*** Records shown

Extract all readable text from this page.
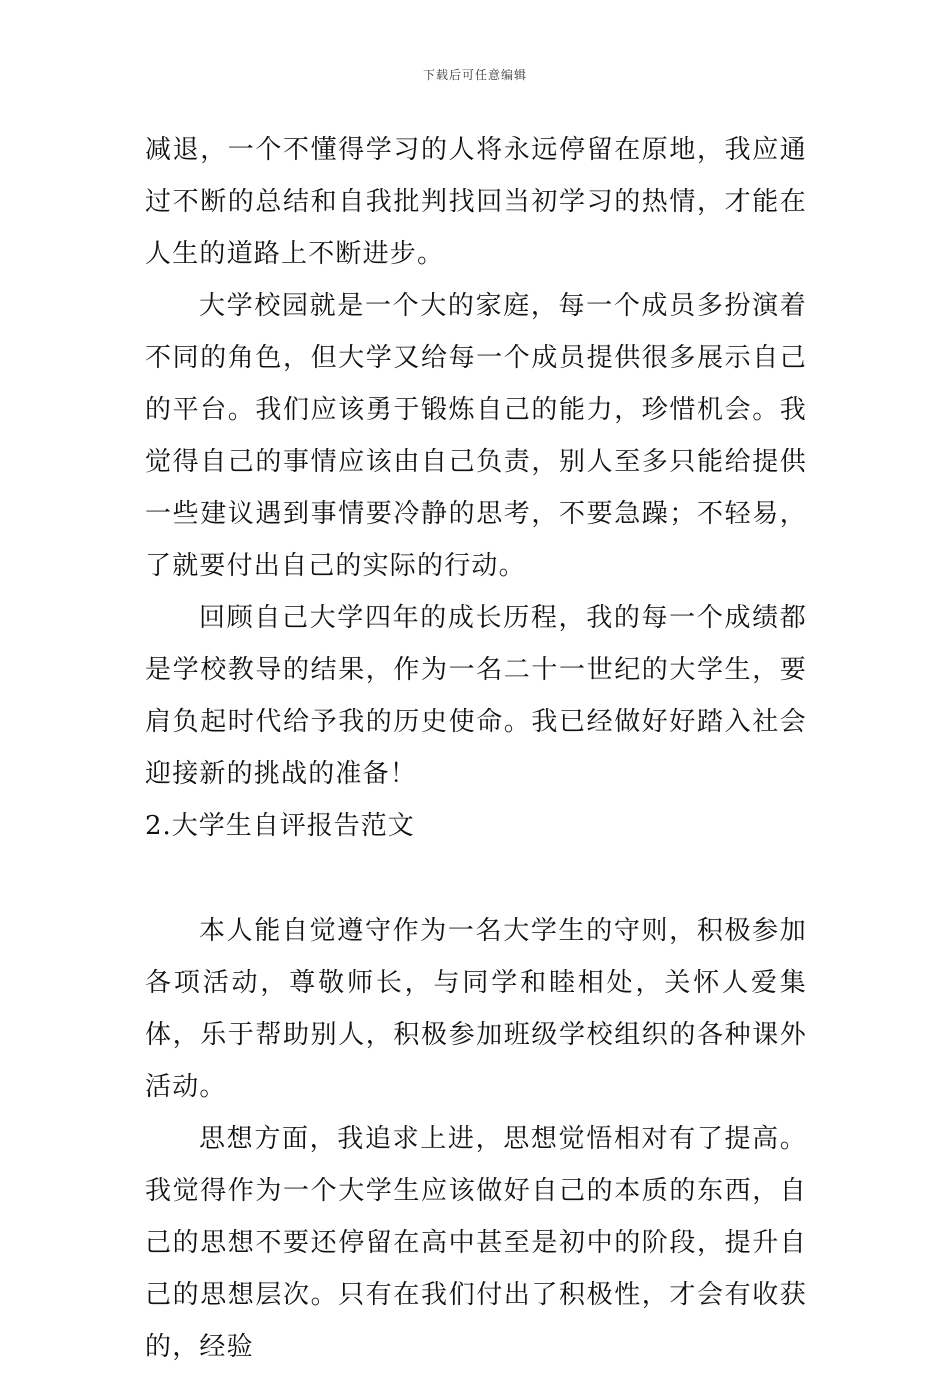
下载后可任意编辑

减退，一个不懂得学习的人将永远停留在原地，我应通过不断的总结和自我批判找回当初学习的热情，才能在人生的道路上不断进步。

大学校园就是一个大的家庭，每一个成员多扮演着不同的角色，但大学又给每一个成员提供很多展示自己的平台。我们应该勇于锻炼自己的能力，珍惜机会。我觉得自己的事情应该由自己负责，别人至多只能给提供一些建议遇到事情要冷静的思考，不要急躁；不轻易，了就要付出自己的实际的行动。

回顾自己大学四年的成长历程，我的每一个成绩都是学校教导的结果，作为一名二十一世纪的大学生，要肩负起时代给予我的历史使命。我已经做好好踏入社会迎接新的挑战的准备！

2.大学生自评报告范文

本人能自觉遵守作为一名大学生的守则，积极参加各项活动，尊敬师长，与同学和睦相处，关怀人爱集体，乐于帮助别人，积极参加班级学校组织的各种课外活动。

思想方面，我追求上进，思想觉悟相对有了提高。我觉得作为一个大学生应该做好自己的本质的东西，自己的思想不要还停留在高中甚至是初中的阶段，提升自己的思想层次。只有在我们付出了积极性，才会有收获的，经验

******

Without the pictures, return all the records precisely as they stand.

Extract all readable text from this page.
下载后可任意编辑

减退，一个不懂得学习的人将永远停留在原地，我应通过不断的总结和自我批判找回当初学习的热情，才能在人生的道路上不断进步。

大学校园就是一个大的家庭，每一个成员多扮演着不同的角色，但大学又给每一个成员提供很多展示自己的平台。我们应该勇于锻炼自己的能力，珍惜机会。我觉得自己的事情应该由自己负责，别人至多只能给提供一些建议遇到事情要冷静的思考，不要急躁；不轻易，了就要付出自己的实际的行动。

回顾自己大学四年的成长历程，我的每一个成绩都是学校教导的结果，作为一名二十一世纪的大学生，要肩负起时代给予我的历史使命。我已经做好好踏入社会迎接新的挑战的准备！

2.大学生自评报告范文

本人能自觉遵守作为一名大学生的守则，积极参加各项活动，尊敬师长，与同学和睦相处，关怀人爱集体，乐于帮助别人，积极参加班级学校组织的各种课外活动。

思想方面，我追求上进，思想觉悟相对有了提高。我觉得作为一个大学生应该做好自己的本质的东西，自己的思想不要还停留在高中甚至是初中的阶段，提升自己的思想层次。只有在我们付出了积极性，才会有收获的，经验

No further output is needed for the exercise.